## WHAT YOU ARE ASKED TO DO
The records below hold pictures; please leave those out and retype the rest exactly.
==================================================
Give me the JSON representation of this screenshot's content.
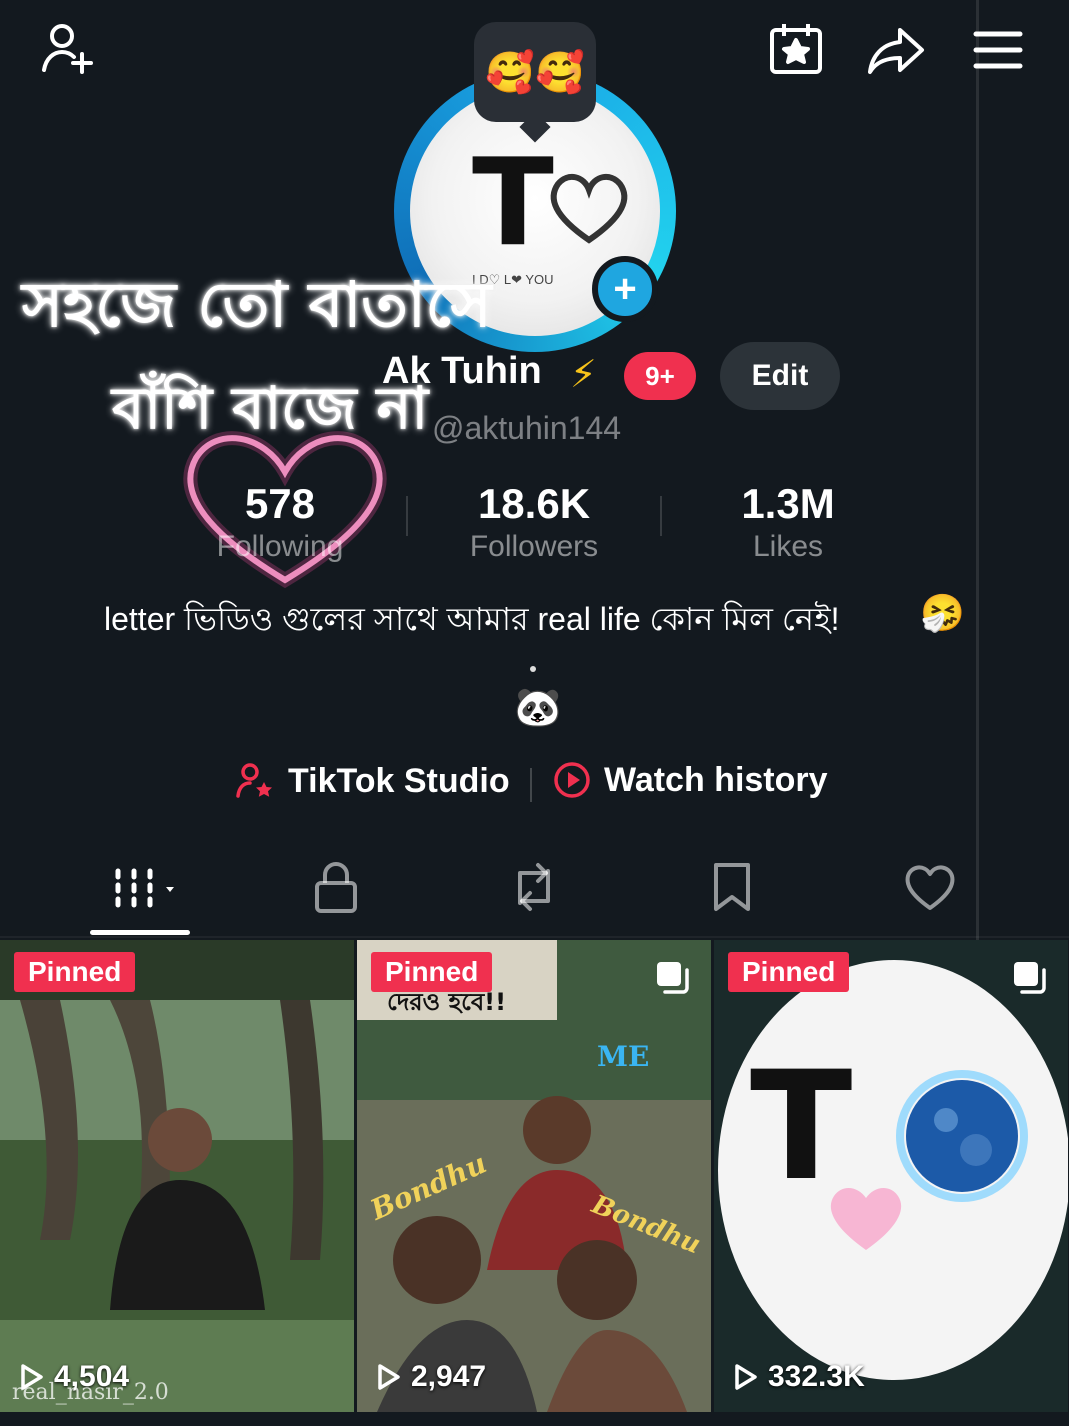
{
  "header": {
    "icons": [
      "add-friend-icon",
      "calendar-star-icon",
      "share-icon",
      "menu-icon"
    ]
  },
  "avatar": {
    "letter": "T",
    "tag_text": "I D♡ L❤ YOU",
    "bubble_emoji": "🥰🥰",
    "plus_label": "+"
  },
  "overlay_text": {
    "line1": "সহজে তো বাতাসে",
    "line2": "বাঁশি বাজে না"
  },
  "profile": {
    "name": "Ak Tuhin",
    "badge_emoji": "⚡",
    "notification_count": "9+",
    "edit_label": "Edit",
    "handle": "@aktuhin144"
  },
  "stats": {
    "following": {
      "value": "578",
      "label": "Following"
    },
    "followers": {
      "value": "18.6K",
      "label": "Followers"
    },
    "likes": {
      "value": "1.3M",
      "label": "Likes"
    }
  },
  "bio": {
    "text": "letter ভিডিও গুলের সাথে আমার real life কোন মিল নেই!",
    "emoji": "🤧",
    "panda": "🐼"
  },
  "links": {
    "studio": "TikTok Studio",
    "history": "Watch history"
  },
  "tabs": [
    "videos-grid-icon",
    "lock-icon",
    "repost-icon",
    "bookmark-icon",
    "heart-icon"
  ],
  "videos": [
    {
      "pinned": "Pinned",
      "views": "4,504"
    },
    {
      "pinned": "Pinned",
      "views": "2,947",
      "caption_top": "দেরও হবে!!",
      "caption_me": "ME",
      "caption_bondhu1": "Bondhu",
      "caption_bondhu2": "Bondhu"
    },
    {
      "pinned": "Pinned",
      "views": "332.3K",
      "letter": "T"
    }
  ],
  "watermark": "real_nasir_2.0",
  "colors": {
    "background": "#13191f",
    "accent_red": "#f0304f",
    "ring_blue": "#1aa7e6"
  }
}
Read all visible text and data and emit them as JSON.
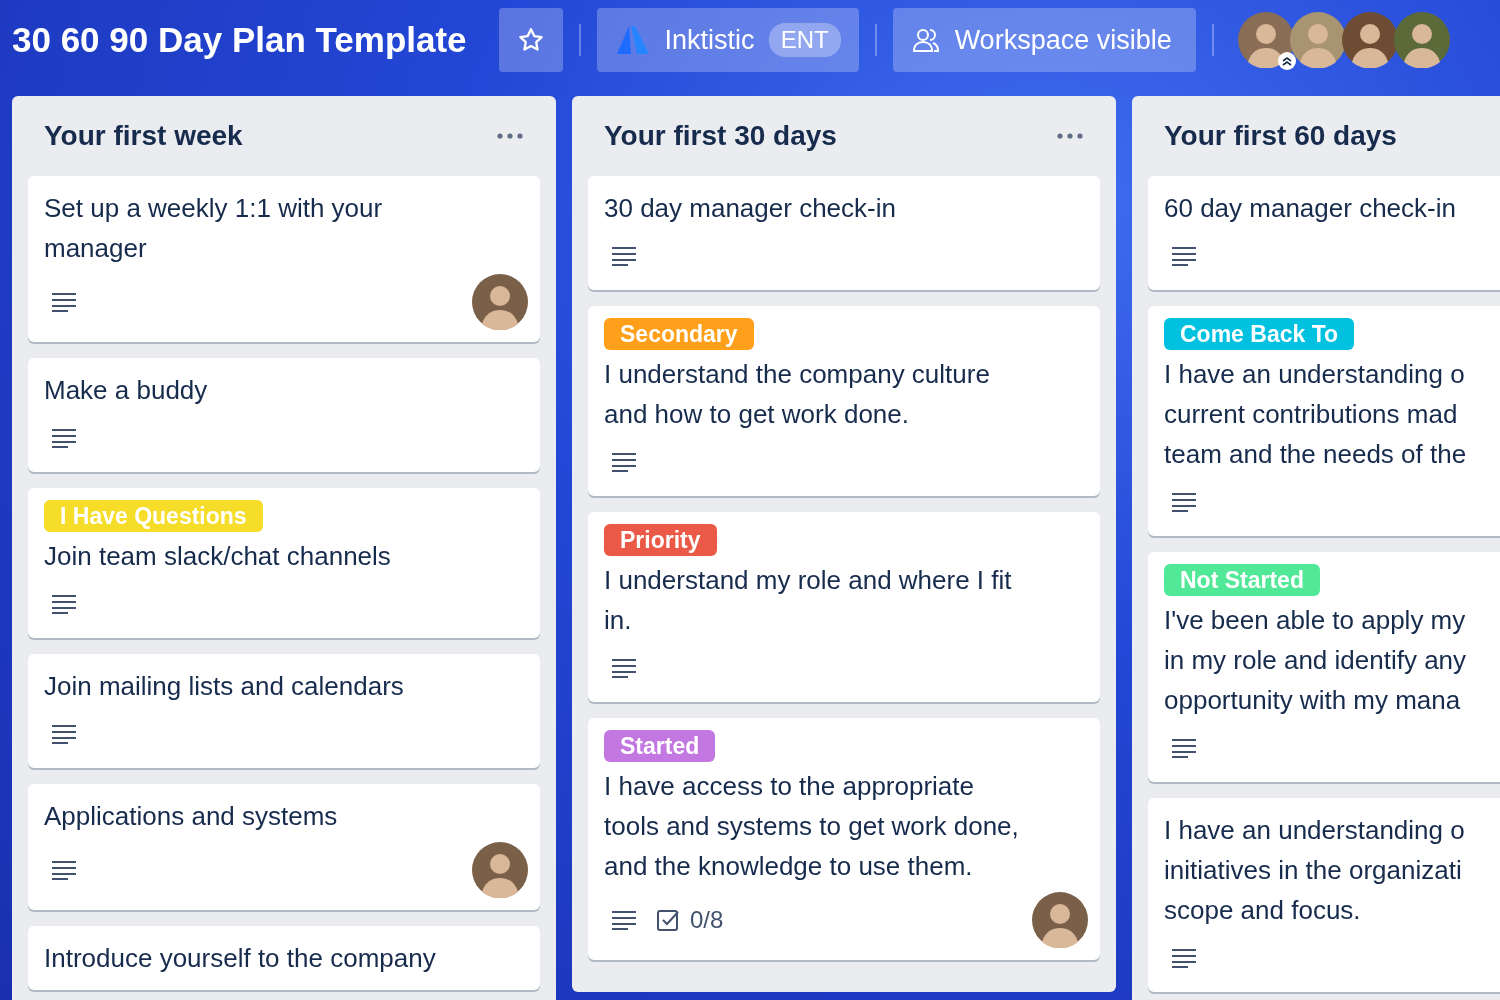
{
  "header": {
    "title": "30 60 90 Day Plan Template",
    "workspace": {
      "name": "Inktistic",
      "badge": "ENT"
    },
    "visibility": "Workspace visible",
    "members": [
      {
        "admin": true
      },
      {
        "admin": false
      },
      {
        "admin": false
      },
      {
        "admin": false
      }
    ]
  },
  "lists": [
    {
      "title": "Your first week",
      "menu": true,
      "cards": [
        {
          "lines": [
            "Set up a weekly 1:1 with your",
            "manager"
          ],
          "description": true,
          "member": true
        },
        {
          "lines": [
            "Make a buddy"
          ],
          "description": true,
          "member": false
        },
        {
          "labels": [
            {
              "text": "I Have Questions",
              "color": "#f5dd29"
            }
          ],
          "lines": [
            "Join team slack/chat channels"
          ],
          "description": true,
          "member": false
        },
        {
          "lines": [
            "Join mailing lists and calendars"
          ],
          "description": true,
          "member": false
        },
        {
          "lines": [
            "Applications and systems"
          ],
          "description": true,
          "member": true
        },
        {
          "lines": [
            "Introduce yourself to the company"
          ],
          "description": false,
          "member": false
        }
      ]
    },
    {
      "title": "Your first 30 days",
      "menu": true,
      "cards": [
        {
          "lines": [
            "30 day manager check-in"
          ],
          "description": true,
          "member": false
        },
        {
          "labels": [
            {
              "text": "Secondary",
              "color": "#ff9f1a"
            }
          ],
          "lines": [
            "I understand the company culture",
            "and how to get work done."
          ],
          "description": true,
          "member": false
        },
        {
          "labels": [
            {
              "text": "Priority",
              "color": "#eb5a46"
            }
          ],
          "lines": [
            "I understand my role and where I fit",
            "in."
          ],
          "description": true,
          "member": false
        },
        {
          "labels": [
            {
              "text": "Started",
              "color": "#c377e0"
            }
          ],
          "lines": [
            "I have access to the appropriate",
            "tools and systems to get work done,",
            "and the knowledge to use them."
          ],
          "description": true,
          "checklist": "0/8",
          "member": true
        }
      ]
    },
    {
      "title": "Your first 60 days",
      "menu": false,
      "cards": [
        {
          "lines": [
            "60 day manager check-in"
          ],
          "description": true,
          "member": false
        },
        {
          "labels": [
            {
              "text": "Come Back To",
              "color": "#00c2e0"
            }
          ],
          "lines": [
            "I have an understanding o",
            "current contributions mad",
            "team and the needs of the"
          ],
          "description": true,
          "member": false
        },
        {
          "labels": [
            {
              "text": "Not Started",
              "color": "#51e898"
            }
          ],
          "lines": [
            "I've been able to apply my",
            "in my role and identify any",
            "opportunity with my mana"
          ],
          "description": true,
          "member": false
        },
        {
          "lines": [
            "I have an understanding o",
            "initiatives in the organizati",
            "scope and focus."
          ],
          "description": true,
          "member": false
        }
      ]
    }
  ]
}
==================================================
## ANSWER BELOW
Give me the JSON representation of this screenshot's content.
{
  "header": {
    "icons": [
      "add-friend-icon",
      "calendar-star-icon",
      "share-icon",
      "menu-icon"
    ]
  },
  "avatar": {
    "letter": "T",
    "tag_text": "I D♡ L❤ YOU",
    "bubble_emoji": "🥰🥰",
    "plus_label": "+"
  },
  "overlay_text": {
    "line1": "সহজে তো বাতাসে",
    "line2": "বাঁশি বাজে না"
  },
  "profile": {
    "name": "Ak Tuhin",
    "badge_emoji": "⚡",
    "notification_count": "9+",
    "edit_label": "Edit",
    "handle": "@aktuhin144"
  },
  "stats": {
    "following": {
      "value": "578",
      "label": "Following"
    },
    "followers": {
      "value": "18.6K",
      "label": "Followers"
    },
    "likes": {
      "value": "1.3M",
      "label": "Likes"
    }
  },
  "bio": {
    "text": "letter ভিডিও গুলের সাথে আমার real life কোন মিল নেই!",
    "emoji": "🤧",
    "panda": "🐼"
  },
  "links": {
    "studio": "TikTok Studio",
    "history": "Watch history"
  },
  "tabs": [
    "videos-grid-icon",
    "lock-icon",
    "repost-icon",
    "bookmark-icon",
    "heart-icon"
  ],
  "videos": [
    {
      "pinned": "Pinned",
      "views": "4,504"
    },
    {
      "pinned": "Pinned",
      "views": "2,947",
      "caption_top": "দেরও হবে!!",
      "caption_me": "ME",
      "caption_bondhu1": "Bondhu",
      "caption_bondhu2": "Bondhu"
    },
    {
      "pinned": "Pinned",
      "views": "332.3K",
      "letter": "T"
    }
  ],
  "watermark": "real_nasir_2.0",
  "colors": {
    "background": "#13191f",
    "accent_red": "#f0304f",
    "ring_blue": "#1aa7e6"
  }
}
Read all visible text and data and emit them as JSON.
{
  "header": {
    "title": "30 60 90 Day Plan Template",
    "workspace": {
      "name": "Inktistic",
      "badge": "ENT"
    },
    "visibility": "Workspace visible",
    "members": [
      {
        "admin": true
      },
      {
        "admin": false
      },
      {
        "admin": false
      },
      {
        "admin": false
      }
    ]
  },
  "lists": [
    {
      "title": "Your first week",
      "menu": true,
      "cards": [
        {
          "lines": [
            "Set up a weekly 1:1 with your",
            "manager"
          ],
          "description": true,
          "member": true
        },
        {
          "lines": [
            "Make a buddy"
          ],
          "description": true,
          "member": false
        },
        {
          "labels": [
            {
              "text": "I Have Questions",
              "color": "#f5dd29"
            }
          ],
          "lines": [
            "Join team slack/chat channels"
          ],
          "description": true,
          "member": false
        },
        {
          "lines": [
            "Join mailing lists and calendars"
          ],
          "description": true,
          "member": false
        },
        {
          "lines": [
            "Applications and systems"
          ],
          "description": true,
          "member": true
        },
        {
          "lines": [
            "Introduce yourself to the company"
          ],
          "description": false,
          "member": false
        }
      ]
    },
    {
      "title": "Your first 30 days",
      "menu": true,
      "cards": [
        {
          "lines": [
            "30 day manager check-in"
          ],
          "description": true,
          "member": false
        },
        {
          "labels": [
            {
              "text": "Secondary",
              "color": "#ff9f1a"
            }
          ],
          "lines": [
            "I understand the company culture",
            "and how to get work done."
          ],
          "description": true,
          "member": false
        },
        {
          "labels": [
            {
              "text": "Priority",
              "color": "#eb5a46"
            }
          ],
          "lines": [
            "I understand my role and where I fit",
            "in."
          ],
          "description": true,
          "member": false
        },
        {
          "labels": [
            {
              "text": "Started",
              "color": "#c377e0"
            }
          ],
          "lines": [
            "I have access to the appropriate",
            "tools and systems to get work done,",
            "and the knowledge to use them."
          ],
          "description": true,
          "checklist": "0/8",
          "member": true
        }
      ]
    },
    {
      "title": "Your first 60 days",
      "menu": false,
      "cards": [
        {
          "lines": [
            "60 day manager check-in"
          ],
          "description": true,
          "member": false
        },
        {
          "labels": [
            {
              "text": "Come Back To",
              "color": "#00c2e0"
            }
          ],
          "lines": [
            "I have an understanding o",
            "current contributions mad",
            "team and the needs of the"
          ],
          "description": true,
          "member": false
        },
        {
          "labels": [
            {
              "text": "Not Started",
              "color": "#51e898"
            }
          ],
          "lines": [
            "I've been able to apply my",
            "in my role and identify any",
            "opportunity with my mana"
          ],
          "description": true,
          "member": false
        },
        {
          "lines": [
            "I have an understanding o",
            "initiatives in the organizati",
            "scope and focus."
          ],
          "description": true,
          "member": false
        }
      ]
    }
  ]
}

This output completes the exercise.